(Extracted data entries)
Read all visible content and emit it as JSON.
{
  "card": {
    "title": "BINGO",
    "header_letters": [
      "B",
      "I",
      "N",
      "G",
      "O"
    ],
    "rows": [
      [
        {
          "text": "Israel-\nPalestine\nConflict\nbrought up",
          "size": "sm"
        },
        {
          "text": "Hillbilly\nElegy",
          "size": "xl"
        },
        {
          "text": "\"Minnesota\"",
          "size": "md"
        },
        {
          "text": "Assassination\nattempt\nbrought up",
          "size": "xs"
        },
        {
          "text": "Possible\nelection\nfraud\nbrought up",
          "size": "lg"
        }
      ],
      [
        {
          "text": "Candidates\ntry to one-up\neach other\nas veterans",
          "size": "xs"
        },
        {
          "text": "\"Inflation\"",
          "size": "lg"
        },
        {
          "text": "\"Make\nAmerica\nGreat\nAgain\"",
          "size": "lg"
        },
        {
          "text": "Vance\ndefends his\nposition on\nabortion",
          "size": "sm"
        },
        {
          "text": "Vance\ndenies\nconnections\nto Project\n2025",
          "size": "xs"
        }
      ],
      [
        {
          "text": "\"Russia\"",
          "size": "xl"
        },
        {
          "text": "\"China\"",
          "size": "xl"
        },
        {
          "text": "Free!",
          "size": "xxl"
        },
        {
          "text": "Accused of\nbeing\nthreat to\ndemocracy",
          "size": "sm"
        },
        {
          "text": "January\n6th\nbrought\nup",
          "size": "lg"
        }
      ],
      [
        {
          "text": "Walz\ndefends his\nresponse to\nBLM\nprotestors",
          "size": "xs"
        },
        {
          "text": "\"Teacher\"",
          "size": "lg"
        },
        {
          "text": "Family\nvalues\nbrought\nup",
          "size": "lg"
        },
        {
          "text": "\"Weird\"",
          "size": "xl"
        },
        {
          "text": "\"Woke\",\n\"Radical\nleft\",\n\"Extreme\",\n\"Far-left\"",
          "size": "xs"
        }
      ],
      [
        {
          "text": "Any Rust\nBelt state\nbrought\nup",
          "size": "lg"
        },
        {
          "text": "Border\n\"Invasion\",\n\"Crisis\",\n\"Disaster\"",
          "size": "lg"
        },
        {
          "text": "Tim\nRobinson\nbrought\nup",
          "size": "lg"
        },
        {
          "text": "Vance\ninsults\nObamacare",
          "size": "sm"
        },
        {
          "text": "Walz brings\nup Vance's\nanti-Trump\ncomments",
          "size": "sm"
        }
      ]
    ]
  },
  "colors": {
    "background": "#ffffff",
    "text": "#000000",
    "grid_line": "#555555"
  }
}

Written exercise ▸ Check each line above for the string "nbrought" and report how many lines have it, giving only the number.

Response to this exercise ▸ 7